= YOUR TASK =
From the entries provided below, copy each line that contains the word "them".

= Dataset items =
________________________________________
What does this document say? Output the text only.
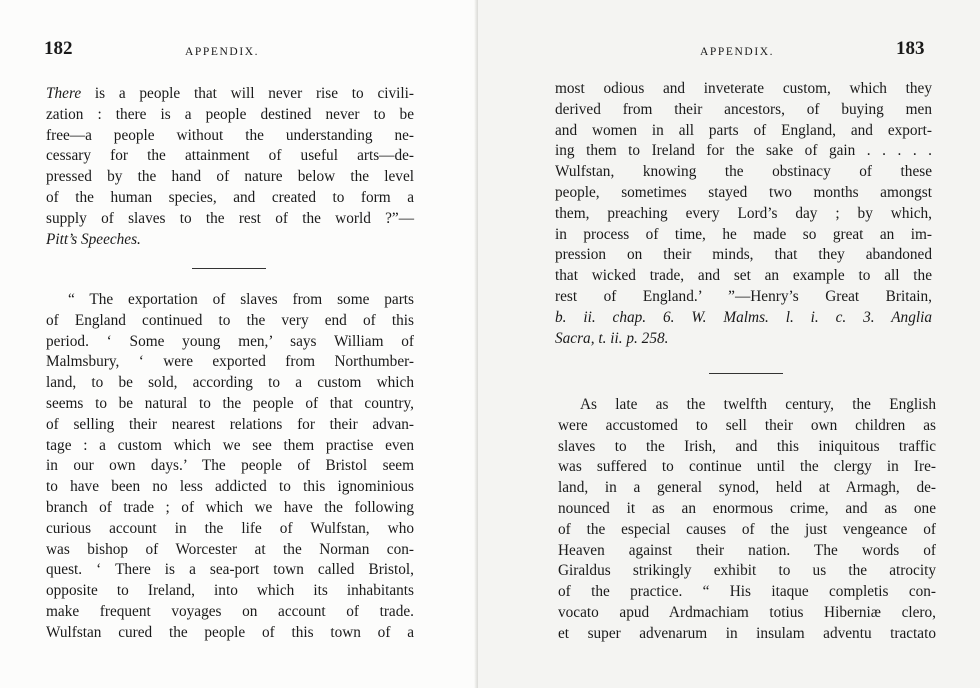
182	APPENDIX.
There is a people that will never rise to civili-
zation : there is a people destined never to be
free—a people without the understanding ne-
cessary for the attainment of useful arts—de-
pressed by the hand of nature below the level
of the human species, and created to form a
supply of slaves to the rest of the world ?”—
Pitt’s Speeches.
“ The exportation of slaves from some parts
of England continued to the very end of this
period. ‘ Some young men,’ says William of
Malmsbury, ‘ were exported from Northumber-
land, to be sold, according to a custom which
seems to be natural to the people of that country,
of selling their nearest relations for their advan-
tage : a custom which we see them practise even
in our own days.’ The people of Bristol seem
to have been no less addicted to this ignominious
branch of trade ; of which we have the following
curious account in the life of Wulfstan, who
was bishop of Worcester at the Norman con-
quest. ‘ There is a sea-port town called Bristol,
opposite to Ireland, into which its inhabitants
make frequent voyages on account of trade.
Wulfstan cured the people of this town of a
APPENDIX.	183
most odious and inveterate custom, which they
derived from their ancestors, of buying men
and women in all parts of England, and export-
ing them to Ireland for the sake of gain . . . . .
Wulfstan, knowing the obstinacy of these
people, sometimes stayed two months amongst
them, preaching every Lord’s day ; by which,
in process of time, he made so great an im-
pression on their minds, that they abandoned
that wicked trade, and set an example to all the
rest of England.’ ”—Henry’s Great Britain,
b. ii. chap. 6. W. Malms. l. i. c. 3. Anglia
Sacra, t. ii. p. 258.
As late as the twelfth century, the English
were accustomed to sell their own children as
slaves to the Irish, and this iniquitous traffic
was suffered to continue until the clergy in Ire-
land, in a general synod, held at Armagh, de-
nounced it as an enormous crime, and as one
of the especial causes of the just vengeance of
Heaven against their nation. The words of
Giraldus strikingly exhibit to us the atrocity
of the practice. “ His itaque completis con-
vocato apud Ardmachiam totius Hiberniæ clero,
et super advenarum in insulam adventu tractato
________________________________________
= SOLUTION TO THE EXERCISE =
tage : a custom which we see them practise even
ing them to Ireland for the sake of gain . . . . .
them, preaching every Lord’s day ; by which,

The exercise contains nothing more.